__TASK DIRECTIONS__. Retype each record below word for word. Leave the pictures out.

[Dataset items]
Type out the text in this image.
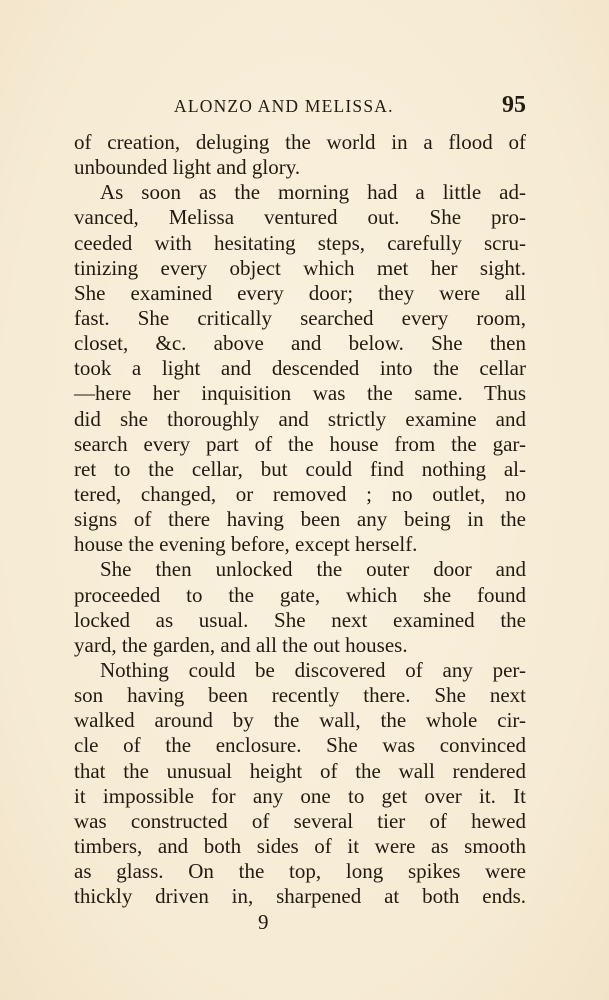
ALONZO AND MELISSA.	95
of creation, deluging the world in a flood of
unbounded light and glory.
As soon as the morning had a little ad-
vanced, Melissa ventured out. She pro-
ceeded with hesitating steps, carefully scru-
tinizing every object which met her sight.
She examined every door; they were all
fast. She critically searched every room,
closet, &c. above and below. She then
took a light and descended into the cellar
—here her inquisition was the same. Thus
did she thoroughly and strictly examine and
search every part of the house from the gar-
ret to the cellar, but could find nothing al-
tered, changed, or removed ; no outlet, no
signs of there having been any being in the
house the evening before, except herself.
She then unlocked the outer door and
proceeded to the gate, which she found
locked as usual. She next examined the
yard, the garden, and all the out houses.
Nothing could be discovered of any per-
son having been recently there. She next
walked around by the wall, the whole cir-
cle of the enclosure. She was convinced
that the unusual height of the wall rendered
it impossible for any one to get over it. It
was constructed of several tier of hewed
timbers, and both sides of it were as smooth
as glass. On the top, long spikes were
thickly driven in, sharpened at both ends.
9
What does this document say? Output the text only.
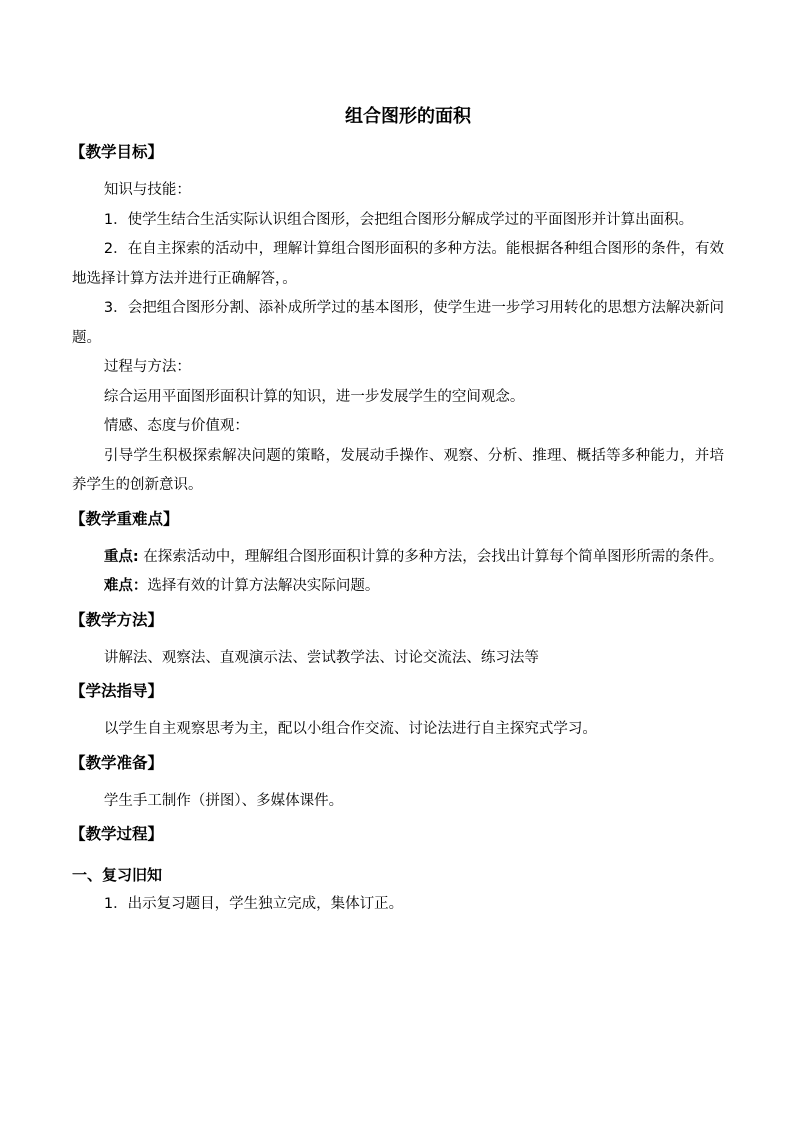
组合图形的面积
【教学目标】

知识与技能：

1．使学生结合生活实际认识组合图形，会把组合图形分解成学过的平面图形并计算出面积。

2．在自主探索的活动中，理解计算组合图形面积的多种方法。能根据各种组合图形的条件，有效地选择计算方法并进行正确解答，。

3．会把组合图形分割、添补成所学过的基本图形，使学生进一步学习用转化的思想方法解决新问题。

过程与方法：

综合运用平面图形面积计算的知识，进一步发展学生的空间观念。

情感、态度与价值观：

引导学生积极探索解决问题的策略，发展动手操作、观察、分析、推理、概括等多种能力，并培养学生的创新意识。

【教学重难点】

重点: 在探索活动中，理解组合图形面积计算的多种方法，会找出计算每个简单图形所需的条件。

难点：选择有效的计算方法解决实际问题。

【教学方法】

讲解法、观察法、直观演示法、尝试教学法、讨论交流法、练习法等

【学法指导】

以学生自主观察思考为主，配以小组合作交流、讨论法进行自主探究式学习。

【教学准备】

学生手工制作（拼图）、多媒体课件。

【教学过程】
一、复习旧知

1．出示复习题目，学生独立完成，集体订正。
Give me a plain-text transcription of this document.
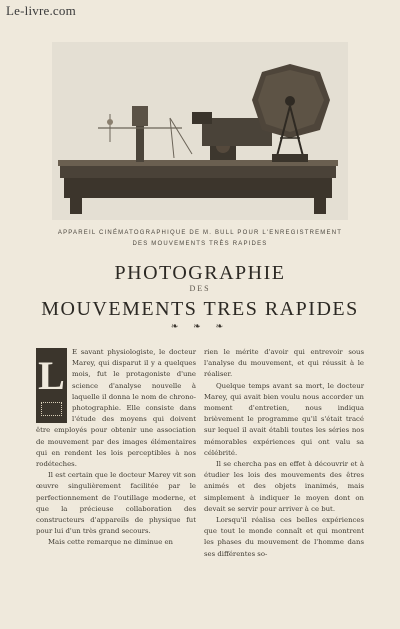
Le-livre.com
APPAREIL CINÉMATOGRAPHIQUE DE M. BULL POUR L'ENREGISTREMENT
DES MOUVEMENTS TRÈS RAPIDES
PHOTOGRAPHIE
DES
MOUVEMENTS TRES RAPIDES
❧ ❧ ❧
L

E savant physiologiste, le docteur Marey, qui disparut il y a quelques mois, fut le protagoniste d'une science d'analyse nouvelle à laquelle il donna le nom de chrono-photographie. Elle consiste dans l'étude des moyens qui doivent être employés pour obtenir une association de mouvement par des images élémentaires qui en rendent les lois perceptibles à nos rodéteches.

Il est certain que le docteur Marey vit son œuvre singulièrement facilitée par le perfectionnement de l'outillage moderne, et que la précieuse collaboration des constructeurs d'appareils de physique fut pour lui d'un très grand secours.

Mais cette remarque ne diminue en

rien le mérite d'avoir qui entrevoir sous l'analyse du mouvement, et qui réussit à le réaliser.

Quelque temps avant sa mort, le docteur Marey, qui avait bien voulu nous accorder un moment d'entretien, nous indiqua brièvement le programme qu'il s'était tracé sur lequel il avait établi toutes les séries nos mémorables expériences qui ont valu sa célébrité.

Il se chercha pas en effet à découvrir et à étudier les lois des mouvements des êtres animés et des objets inanimés, mais simplement à indiquer le moyen dont on devait se servir pour arriver à ce but.

Lorsqu'il réalisa ces belles expériences que tout le monde connaît et qui montrent les phases du mouvement de l'homme dans ses différentes so-
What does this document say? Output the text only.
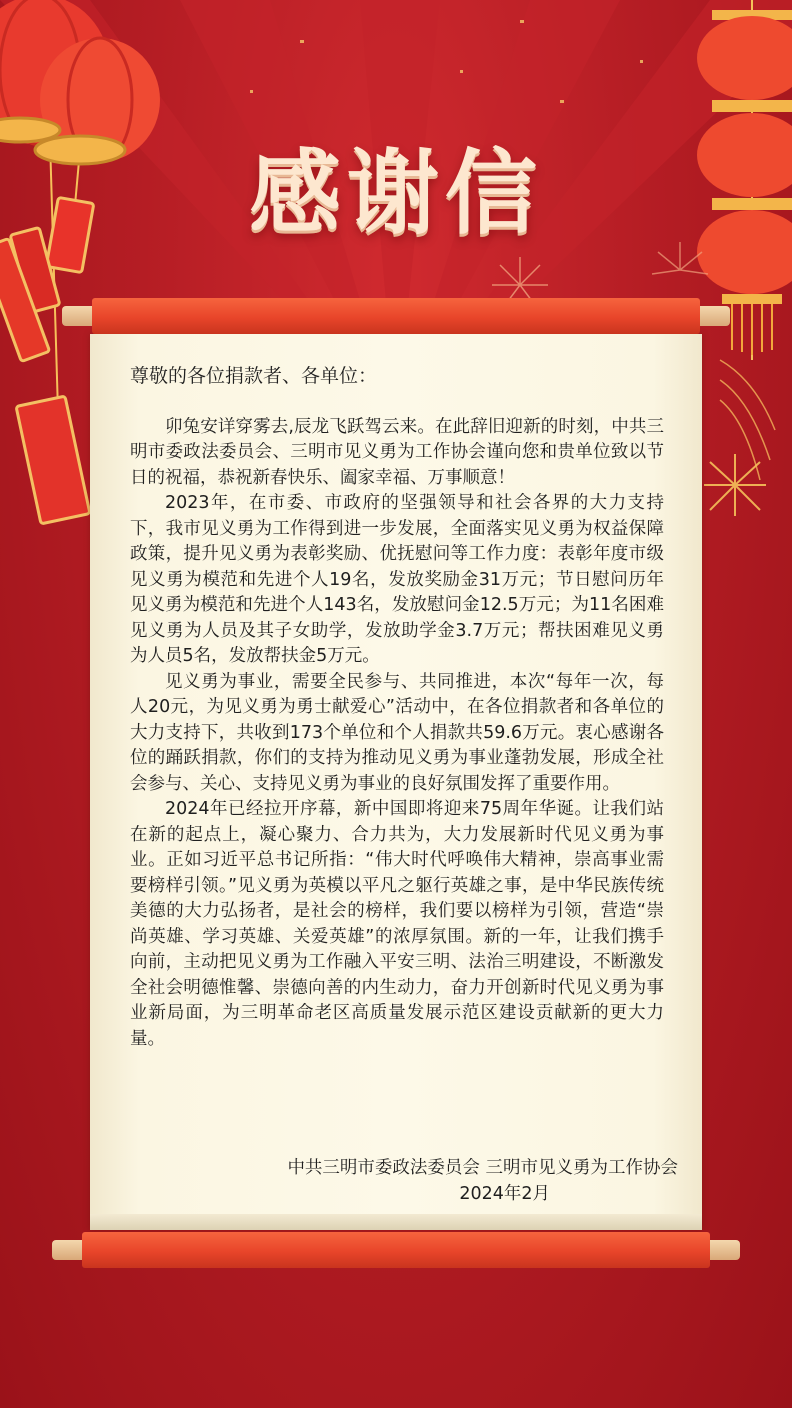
感谢信
尊敬的各位捐款者、各单位：

卯兔安详穿雾去,辰龙飞跃驾云来。在此辞旧迎新的时刻，中共三明市委政法委员会、三明市见义勇为工作协会谨向您和贵单位致以节日的祝福，恭祝新春快乐、阖家幸福、万事顺意！

2023年，在市委、市政府的坚强领导和社会各界的大力支持下，我市见义勇为工作得到进一步发展，全面落实见义勇为权益保障政策，提升见义勇为表彰奖励、优抚慰问等工作力度：表彰年度市级见义勇为模范和先进个人19名，发放奖励金31万元；节日慰问历年见义勇为模范和先进个人143名，发放慰问金12.5万元；为11名困难见义勇为人员及其子女助学，发放助学金3.7万元；帮扶困难见义勇为人员5名，发放帮扶金5万元。

见义勇为事业，需要全民参与、共同推进，本次“每年一次，每人20元，为见义勇为勇士献爱心”活动中，在各位捐款者和各单位的大力支持下，共收到173个单位和个人捐款共59.6万元。衷心感谢各位的踊跃捐款，你们的支持为推动见义勇为事业蓬勃发展，形成全社会参与、关心、支持见义勇为事业的良好氛围发挥了重要作用。

2024年已经拉开序幕，新中国即将迎来75周年华诞。让我们站在新的起点上，凝心聚力、合力共为，大力发展新时代见义勇为事业。正如习近平总书记所指：“伟大时代呼唤伟大精神，崇高事业需要榜样引领。”见义勇为英模以平凡之躯行英雄之事，是中华民族传统美德的大力弘扬者，是社会的榜样，我们要以榜样为引领，营造“崇尚英雄、学习英雄、关爱英雄”的浓厚氛围。新的一年，让我们携手向前，主动把见义勇为工作融入平安三明、法治三明建设，不断激发全社会明德惟馨、崇德向善的内生动力，奋力开创新时代见义勇为事业新局面，为三明革命老区高质量发展示范区建设贡献新的更大力量。

中共三明市委政法委员会 三明市见义勇为工作协会
2024年2月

__WORKED SOLUTION__.
Type out the text in this image.
ALONZO AND MELISSA.	95
of creation, deluging the world in a flood of
unbounded light and glory.
As soon as the morning had a little ad-
vanced, Melissa ventured out. She pro-
ceeded with hesitating steps, carefully scru-
tinizing every object which met her sight.
She examined every door; they were all
fast. She critically searched every room,
closet, &c. above and below. She then
took a light and descended into the cellar
—here her inquisition was the same. Thus
did she thoroughly and strictly examine and
search every part of the house from the gar-
ret to the cellar, but could find nothing al-
tered, changed, or removed ; no outlet, no
signs of there having been any being in the
house the evening before, except herself.
She then unlocked the outer door and
proceeded to the gate, which she found
locked as usual. She next examined the
yard, the garden, and all the out houses.
Nothing could be discovered of any per-
son having been recently there. She next
walked around by the wall, the whole cir-
cle of the enclosure. She was convinced
that the unusual height of the wall rendered
it impossible for any one to get over it. It
was constructed of several tier of hewed
timbers, and both sides of it were as smooth
as glass. On the top, long spikes were
thickly driven in, sharpened at both ends.
9
What does this document say? Output the text only.
组合图形的面积
【教学目标】

知识与技能：

1．使学生结合生活实际认识组合图形，会把组合图形分解成学过的平面图形并计算出面积。

2．在自主探索的活动中，理解计算组合图形面积的多种方法。能根据各种组合图形的条件，有效地选择计算方法并进行正确解答，。

3．会把组合图形分割、添补成所学过的基本图形，使学生进一步学习用转化的思想方法解决新问题。

过程与方法：

综合运用平面图形面积计算的知识，进一步发展学生的空间观念。

情感、态度与价值观：

引导学生积极探索解决问题的策略，发展动手操作、观察、分析、推理、概括等多种能力，并培养学生的创新意识。

【教学重难点】

重点: 在探索活动中，理解组合图形面积计算的多种方法，会找出计算每个简单图形所需的条件。

难点：选择有效的计算方法解决实际问题。

【教学方法】

讲解法、观察法、直观演示法、尝试教学法、讨论交流法、练习法等

【学法指导】

以学生自主观察思考为主，配以小组合作交流、讨论法进行自主探究式学习。

【教学准备】

学生手工制作（拼图）、多媒体课件。

【教学过程】
一、复习旧知

1．出示复习题目，学生独立完成，集体订正。
Give me a plain-text transcription of this document.
Le-livre.com
APPAREIL CINÉMATOGRAPHIQUE DE M. BULL POUR L'ENREGISTREMENT
DES MOUVEMENTS TRÈS RAPIDES
PHOTOGRAPHIE
DES
MOUVEMENTS TRES RAPIDES
❧ ❧ ❧
L

E savant physiologiste, le docteur Marey, qui disparut il y a quelques mois, fut le protagoniste d'une science d'analyse nouvelle à laquelle il donna le nom de chrono-photographie. Elle consiste dans l'étude des moyens qui doivent être employés pour obtenir une association de mouvement par des images élémentaires qui en rendent les lois perceptibles à nos rodéteches.

Il est certain que le docteur Marey vit son œuvre singulièrement facilitée par le perfectionnement de l'outillage moderne, et que la précieuse collaboration des constructeurs d'appareils de physique fut pour lui d'un très grand secours.

Mais cette remarque ne diminue en

rien le mérite d'avoir qui entrevoir sous l'analyse du mouvement, et qui réussit à le réaliser.

Quelque temps avant sa mort, le docteur Marey, qui avait bien voulu nous accorder un moment d'entretien, nous indiqua brièvement le programme qu'il s'était tracé sur lequel il avait établi toutes les séries nos mémorables expériences qui ont valu sa célébrité.

Il se chercha pas en effet à découvrir et à étudier les lois des mouvements des êtres animés et des objets inanimés, mais simplement à indiquer le moyen dont on devait se servir pour arriver à ce but.

Lorsqu'il réalisa ces belles expériences que tout le monde connaît et qui montrent les phases du mouvement de l'homme dans ses différentes so-
What does this document say? Output the text only.
感谢信
尊敬的各位捐款者、各单位：

卯兔安详穿雾去,辰龙飞跃驾云来。在此辞旧迎新的时刻，中共三明市委政法委员会、三明市见义勇为工作协会谨向您和贵单位致以节日的祝福，恭祝新春快乐、阖家幸福、万事顺意！

2023年，在市委、市政府的坚强领导和社会各界的大力支持下，我市见义勇为工作得到进一步发展，全面落实见义勇为权益保障政策，提升见义勇为表彰奖励、优抚慰问等工作力度：表彰年度市级见义勇为模范和先进个人19名，发放奖励金31万元；节日慰问历年见义勇为模范和先进个人143名，发放慰问金12.5万元；为11名困难见义勇为人员及其子女助学，发放助学金3.7万元；帮扶困难见义勇为人员5名，发放帮扶金5万元。

见义勇为事业，需要全民参与、共同推进，本次“每年一次，每人20元，为见义勇为勇士献爱心”活动中，在各位捐款者和各单位的大力支持下，共收到173个单位和个人捐款共59.6万元。衷心感谢各位的踊跃捐款，你们的支持为推动见义勇为事业蓬勃发展，形成全社会参与、关心、支持见义勇为事业的良好氛围发挥了重要作用。

2024年已经拉开序幕，新中国即将迎来75周年华诞。让我们站在新的起点上，凝心聚力、合力共为，大力发展新时代见义勇为事业。正如习近平总书记所指：“伟大时代呼唤伟大精神，崇高事业需要榜样引领。”见义勇为英模以平凡之躯行英雄之事，是中华民族传统美德的大力弘扬者，是社会的榜样，我们要以榜样为引领，营造“崇尚英雄、学习英雄、关爱英雄”的浓厚氛围。新的一年，让我们携手向前，主动把见义勇为工作融入平安三明、法治三明建设，不断激发全社会明德惟馨、崇德向善的内生动力，奋力开创新时代见义勇为事业新局面，为三明革命老区高质量发展示范区建设贡献新的更大力量。

中共三明市委政法委员会 三明市见义勇为工作协会
2024年2月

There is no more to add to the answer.